[BEGIN]
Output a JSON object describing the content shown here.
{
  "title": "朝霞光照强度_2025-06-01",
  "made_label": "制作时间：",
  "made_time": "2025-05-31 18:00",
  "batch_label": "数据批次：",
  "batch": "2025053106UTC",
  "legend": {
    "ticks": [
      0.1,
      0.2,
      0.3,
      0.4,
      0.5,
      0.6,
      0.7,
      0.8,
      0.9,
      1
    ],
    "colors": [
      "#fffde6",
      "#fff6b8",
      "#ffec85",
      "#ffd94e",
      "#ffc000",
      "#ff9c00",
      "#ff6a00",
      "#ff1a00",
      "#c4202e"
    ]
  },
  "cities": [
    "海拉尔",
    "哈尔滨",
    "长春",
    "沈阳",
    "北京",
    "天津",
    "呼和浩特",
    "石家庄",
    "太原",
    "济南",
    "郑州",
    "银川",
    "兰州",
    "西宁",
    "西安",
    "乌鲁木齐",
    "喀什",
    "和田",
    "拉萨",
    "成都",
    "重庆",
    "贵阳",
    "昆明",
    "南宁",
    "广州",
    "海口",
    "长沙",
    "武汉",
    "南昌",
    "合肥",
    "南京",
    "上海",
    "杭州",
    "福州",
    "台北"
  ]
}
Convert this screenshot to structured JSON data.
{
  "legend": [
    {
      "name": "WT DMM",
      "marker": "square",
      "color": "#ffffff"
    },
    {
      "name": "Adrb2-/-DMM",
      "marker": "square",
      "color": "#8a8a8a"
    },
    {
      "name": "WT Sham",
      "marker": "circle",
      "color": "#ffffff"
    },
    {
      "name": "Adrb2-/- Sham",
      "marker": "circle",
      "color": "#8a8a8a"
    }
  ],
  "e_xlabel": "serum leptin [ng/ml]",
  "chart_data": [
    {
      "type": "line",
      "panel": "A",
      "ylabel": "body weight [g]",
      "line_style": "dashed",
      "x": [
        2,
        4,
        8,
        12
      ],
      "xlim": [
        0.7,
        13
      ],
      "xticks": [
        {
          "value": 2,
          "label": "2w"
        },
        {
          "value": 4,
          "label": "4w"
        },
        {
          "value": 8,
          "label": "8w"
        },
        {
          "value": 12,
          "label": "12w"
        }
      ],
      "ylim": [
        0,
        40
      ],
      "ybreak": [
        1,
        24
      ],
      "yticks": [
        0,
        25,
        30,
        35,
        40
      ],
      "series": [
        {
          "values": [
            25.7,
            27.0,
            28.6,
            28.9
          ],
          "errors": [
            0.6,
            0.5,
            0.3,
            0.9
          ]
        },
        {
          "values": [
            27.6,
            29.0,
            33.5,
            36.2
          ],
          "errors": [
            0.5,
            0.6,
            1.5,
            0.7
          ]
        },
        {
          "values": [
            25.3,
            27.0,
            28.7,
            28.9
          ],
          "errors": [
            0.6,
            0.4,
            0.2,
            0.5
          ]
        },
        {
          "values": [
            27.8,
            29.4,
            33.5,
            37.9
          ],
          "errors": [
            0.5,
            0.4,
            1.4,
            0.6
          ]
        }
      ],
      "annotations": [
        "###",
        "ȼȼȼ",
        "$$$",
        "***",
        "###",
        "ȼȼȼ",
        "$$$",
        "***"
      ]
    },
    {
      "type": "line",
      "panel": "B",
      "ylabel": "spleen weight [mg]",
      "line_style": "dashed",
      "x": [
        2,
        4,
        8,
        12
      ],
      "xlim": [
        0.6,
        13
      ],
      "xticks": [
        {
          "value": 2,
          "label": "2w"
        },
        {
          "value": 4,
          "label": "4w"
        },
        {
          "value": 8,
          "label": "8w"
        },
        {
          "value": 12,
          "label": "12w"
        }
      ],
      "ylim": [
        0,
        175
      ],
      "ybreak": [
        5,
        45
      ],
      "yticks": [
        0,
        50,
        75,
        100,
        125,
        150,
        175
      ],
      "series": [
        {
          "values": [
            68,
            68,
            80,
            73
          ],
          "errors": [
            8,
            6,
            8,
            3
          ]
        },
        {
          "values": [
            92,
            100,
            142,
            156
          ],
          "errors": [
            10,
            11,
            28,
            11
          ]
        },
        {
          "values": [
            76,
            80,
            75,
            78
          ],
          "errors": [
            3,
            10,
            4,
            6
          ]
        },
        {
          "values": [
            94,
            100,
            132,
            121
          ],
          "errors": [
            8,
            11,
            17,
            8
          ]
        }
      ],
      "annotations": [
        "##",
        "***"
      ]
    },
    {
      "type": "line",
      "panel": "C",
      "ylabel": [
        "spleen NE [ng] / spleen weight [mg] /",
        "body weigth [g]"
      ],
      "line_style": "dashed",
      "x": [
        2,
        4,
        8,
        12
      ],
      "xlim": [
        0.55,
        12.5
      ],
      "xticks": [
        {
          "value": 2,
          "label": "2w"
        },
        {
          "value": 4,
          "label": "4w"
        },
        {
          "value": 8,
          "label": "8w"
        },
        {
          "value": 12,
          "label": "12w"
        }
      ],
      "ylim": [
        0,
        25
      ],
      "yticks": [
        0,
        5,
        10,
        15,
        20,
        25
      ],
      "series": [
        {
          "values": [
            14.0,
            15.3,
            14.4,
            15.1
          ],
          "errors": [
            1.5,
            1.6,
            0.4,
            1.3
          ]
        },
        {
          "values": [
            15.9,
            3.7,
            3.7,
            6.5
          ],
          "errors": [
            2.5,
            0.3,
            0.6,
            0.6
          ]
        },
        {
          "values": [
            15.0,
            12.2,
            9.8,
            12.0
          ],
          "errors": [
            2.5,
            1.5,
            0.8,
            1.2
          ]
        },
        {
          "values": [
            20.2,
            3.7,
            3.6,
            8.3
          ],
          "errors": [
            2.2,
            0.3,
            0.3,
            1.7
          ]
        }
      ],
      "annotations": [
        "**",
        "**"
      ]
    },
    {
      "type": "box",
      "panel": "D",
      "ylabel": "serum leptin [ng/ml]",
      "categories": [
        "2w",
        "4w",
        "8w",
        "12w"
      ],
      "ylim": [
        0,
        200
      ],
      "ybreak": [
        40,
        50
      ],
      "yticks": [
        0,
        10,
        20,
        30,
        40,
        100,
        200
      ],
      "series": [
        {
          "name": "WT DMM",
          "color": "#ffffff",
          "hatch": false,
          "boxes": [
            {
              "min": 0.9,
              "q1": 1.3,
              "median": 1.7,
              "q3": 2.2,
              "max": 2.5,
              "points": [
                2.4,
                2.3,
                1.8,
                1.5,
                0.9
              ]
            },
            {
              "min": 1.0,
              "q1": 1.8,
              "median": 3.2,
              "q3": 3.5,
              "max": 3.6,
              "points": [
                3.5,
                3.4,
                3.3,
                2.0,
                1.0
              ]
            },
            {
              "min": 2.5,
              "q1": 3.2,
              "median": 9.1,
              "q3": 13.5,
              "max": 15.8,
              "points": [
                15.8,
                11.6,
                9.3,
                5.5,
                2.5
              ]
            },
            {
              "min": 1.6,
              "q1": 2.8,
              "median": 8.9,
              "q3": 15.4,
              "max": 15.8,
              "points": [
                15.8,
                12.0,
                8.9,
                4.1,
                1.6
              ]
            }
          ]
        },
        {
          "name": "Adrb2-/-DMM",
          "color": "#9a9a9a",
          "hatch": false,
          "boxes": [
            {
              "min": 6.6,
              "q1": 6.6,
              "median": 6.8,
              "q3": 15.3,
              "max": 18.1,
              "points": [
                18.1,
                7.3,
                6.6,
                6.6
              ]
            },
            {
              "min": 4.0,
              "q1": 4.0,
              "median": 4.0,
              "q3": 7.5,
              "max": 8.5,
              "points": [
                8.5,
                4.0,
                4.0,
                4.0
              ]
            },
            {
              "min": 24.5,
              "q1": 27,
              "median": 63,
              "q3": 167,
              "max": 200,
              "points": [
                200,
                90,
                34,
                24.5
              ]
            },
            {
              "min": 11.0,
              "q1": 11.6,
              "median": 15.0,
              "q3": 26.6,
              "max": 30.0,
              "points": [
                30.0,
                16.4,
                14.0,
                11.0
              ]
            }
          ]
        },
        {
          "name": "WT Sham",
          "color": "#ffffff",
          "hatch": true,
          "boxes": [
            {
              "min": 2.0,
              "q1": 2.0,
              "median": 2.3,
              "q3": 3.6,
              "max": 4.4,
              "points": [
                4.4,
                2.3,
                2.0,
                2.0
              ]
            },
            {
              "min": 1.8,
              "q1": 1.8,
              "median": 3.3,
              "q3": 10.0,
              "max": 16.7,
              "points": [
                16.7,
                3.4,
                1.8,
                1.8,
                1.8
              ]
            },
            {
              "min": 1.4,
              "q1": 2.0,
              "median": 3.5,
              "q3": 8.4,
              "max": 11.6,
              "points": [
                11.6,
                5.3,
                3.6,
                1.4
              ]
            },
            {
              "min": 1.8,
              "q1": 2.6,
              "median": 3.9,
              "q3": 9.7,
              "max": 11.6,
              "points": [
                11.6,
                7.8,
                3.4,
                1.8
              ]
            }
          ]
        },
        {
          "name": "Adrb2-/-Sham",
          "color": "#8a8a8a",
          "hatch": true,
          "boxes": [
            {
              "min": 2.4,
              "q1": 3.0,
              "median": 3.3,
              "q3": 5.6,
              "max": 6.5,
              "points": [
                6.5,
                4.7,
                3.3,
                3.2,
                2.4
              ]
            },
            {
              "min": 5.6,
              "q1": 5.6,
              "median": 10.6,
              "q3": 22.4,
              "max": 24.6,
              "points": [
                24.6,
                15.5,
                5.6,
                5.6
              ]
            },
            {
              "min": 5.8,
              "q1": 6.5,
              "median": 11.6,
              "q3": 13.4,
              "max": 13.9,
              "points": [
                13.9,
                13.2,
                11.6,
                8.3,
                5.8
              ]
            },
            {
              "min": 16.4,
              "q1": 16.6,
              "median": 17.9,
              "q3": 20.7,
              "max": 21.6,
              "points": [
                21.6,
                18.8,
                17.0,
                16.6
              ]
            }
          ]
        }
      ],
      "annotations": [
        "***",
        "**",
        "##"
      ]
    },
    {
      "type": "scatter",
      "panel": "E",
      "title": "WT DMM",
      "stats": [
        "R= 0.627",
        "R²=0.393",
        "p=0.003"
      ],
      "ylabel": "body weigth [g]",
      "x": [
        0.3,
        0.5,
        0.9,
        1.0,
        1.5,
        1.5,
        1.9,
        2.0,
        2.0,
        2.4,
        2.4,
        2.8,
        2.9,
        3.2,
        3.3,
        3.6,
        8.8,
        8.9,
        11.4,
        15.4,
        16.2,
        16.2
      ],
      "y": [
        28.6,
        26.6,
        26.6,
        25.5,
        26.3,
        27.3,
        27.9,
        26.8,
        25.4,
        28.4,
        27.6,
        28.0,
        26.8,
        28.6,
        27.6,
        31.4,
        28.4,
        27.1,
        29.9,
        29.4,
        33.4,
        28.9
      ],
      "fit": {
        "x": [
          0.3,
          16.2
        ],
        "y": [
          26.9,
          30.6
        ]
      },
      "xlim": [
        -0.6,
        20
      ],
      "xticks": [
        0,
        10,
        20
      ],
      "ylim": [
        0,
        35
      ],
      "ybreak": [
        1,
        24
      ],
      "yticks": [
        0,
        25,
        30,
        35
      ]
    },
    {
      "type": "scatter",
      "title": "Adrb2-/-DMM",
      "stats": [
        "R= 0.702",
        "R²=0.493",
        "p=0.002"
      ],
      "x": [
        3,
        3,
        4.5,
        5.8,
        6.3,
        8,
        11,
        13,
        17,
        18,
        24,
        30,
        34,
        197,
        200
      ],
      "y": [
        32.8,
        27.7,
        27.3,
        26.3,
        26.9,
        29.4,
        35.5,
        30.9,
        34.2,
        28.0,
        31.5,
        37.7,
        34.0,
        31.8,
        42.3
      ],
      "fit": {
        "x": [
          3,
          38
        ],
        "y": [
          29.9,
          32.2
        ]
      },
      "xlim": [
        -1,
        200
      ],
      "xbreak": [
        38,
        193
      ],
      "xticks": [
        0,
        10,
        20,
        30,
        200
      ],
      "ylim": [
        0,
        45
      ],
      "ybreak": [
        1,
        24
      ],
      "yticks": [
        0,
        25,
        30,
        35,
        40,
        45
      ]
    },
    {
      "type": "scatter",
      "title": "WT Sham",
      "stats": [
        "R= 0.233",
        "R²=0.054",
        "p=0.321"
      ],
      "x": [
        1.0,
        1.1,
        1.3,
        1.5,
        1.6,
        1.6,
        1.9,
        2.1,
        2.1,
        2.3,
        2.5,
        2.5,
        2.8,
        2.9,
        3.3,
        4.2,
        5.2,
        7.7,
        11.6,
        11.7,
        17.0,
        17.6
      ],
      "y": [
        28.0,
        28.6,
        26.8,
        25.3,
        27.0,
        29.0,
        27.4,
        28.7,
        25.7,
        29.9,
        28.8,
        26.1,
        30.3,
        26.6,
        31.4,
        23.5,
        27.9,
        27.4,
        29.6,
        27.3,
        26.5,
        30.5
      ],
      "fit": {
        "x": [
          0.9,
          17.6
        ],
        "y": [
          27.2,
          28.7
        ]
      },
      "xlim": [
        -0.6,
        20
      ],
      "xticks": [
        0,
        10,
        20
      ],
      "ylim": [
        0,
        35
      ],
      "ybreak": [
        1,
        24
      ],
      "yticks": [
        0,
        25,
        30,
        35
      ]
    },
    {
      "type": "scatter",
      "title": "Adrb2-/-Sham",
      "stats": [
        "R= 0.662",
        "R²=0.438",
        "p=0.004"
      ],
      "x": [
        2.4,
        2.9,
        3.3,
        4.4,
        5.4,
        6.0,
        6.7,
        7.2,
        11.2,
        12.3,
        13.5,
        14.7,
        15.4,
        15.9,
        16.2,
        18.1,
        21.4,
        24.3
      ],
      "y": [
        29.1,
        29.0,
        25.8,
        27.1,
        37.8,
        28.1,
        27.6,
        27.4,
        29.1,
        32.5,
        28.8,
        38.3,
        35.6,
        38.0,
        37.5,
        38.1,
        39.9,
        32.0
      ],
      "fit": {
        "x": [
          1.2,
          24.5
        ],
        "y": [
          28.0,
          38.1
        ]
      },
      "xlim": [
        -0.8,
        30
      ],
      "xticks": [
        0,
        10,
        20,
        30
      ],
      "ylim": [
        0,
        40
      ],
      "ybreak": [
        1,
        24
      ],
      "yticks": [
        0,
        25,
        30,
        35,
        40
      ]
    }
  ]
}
[END]
[What you have to do] From the material given, work out how many lines hold the string "panel"; state that number and nothing further.

[Result] 5